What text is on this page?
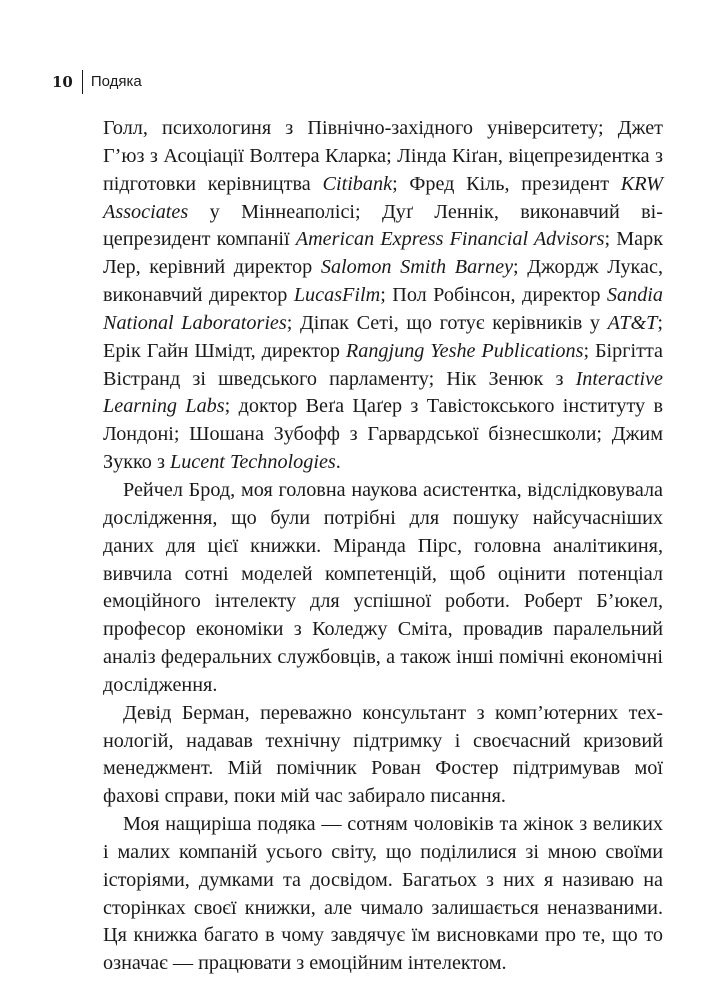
10	Подяка

Голл, психологиня з Північно-західного університету; Джет Г’юз з Асоціації Волтера Кларка; Лінда Кіґан, віцепрезидентка з підготовки керівництва Citibank; Фред Кіль, президент KRW Associates у Міннеаполісі; Дуґ Леннік, виконавчий віцепрезидент компанії American Express Financial Advisors; Марк Лер, керівний директор Salomon Smith Barney; Джордж Лукас, виконавчий директор LucasFilm; Пол Робінсон, директор Sandia National Laboratories; Діпак Сеті, що готує керівників у AT&T; Ерік Гайн Шмідт, директор Rangjung Yeshe Publications; Біргітта Вістранд зі шведського парламенту; Нік Зенюк з Interactive Learning Labs; доктор Веґа Цаґер з Тавістокського інституту в Лондоні; Шошана Зубофф з Гарвардської бізнесшколи; Джим Зукко з Lucent Technologies.

Рейчел Брод, моя головна наукова асистентка, відслідковувала дослідження, що були потрібні для пошуку найсучасніших даних для цієї книжки. Міранда Пірс, головна аналітикиня, вивчила сотні моделей компетенцій, щоб оцінити потенціал емоційного інтелекту для успішної роботи. Роберт Б’юкел, професор економіки з Коледжу Сміта, провадив паралельний аналіз федеральних службовців, а також інші помічні економічні дослідження.

Девід Берман, переважно консультант з комп’ютерних технологій, надавав технічну підтримку і своєчасний кризовий менеджмент. Мій помічник Рован Фостер підтримував мої фахові справи, поки мій час забирало писання.

Моя нащиріша подяка — сотням чоловіків та жінок з великих і малих компаній усього світу, що поділилися зі мною своїми історіями, думками та досвідом. Багатьох з них я називаю на сторінках своєї книжки, але чимало залишається неназваними. Ця книжка багато в чому завдячує їм висновками про те, що то означає — працювати з емоційним інтелектом.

What is asked: Omit every picture while copying the listing above exactly.

Problem solution:
What text is on this page?
10	Подяка

Голл, психологиня з Північно-західного університету; Джет Г’юз з Асоціації Волтера Кларка; Лінда Кіґан, віцепрезидентка з підготовки керівництва Citibank; Фред Кіль, президент KRW Associates у Міннеаполісі; Дуґ Леннік, виконавчий віцепрезидент компанії American Express Financial Advisors; Марк Лер, керівний директор Salomon Smith Barney; Джордж Лукас, виконавчий директор LucasFilm; Пол Робінсон, директор Sandia National Laboratories; Діпак Сеті, що готує керівників у AT&T; Ерік Гайн Шмідт, директор Rangjung Yeshe Publications; Біргітта Вістранд зі шведського парламенту; Нік Зенюк з Interactive Learning Labs; доктор Веґа Цаґер з Тавістокського інституту в Лондоні; Шошана Зубофф з Гарвардської бізнесшколи; Джим Зукко з Lucent Technologies.

Рейчел Брод, моя головна наукова асистентка, відслідковувала дослідження, що були потрібні для пошуку найсучасніших даних для цієї книжки. Міранда Пірс, головна аналітикиня, вивчила сотні моделей компетенцій, щоб оцінити потенціал емоційного інтелекту для успішної роботи. Роберт Б’юкел, професор економіки з Коледжу Сміта, провадив паралельний аналіз федеральних службовців, а також інші помічні економічні дослідження.

Девід Берман, переважно консультант з комп’ютерних технологій, надавав технічну підтримку і своєчасний кризовий менеджмент. Мій помічник Рован Фостер підтримував мої фахові справи, поки мій час забирало писання.

Моя нащиріша подяка — сотням чоловіків та жінок з великих і малих компаній усього світу, що поділилися зі мною своїми історіями, думками та досвідом. Багатьох з них я називаю на сторінках своєї книжки, але чимало залишається неназваними. Ця книжка багато в чому завдячує їм висновками про те, що то означає — працювати з емоційним інтелектом.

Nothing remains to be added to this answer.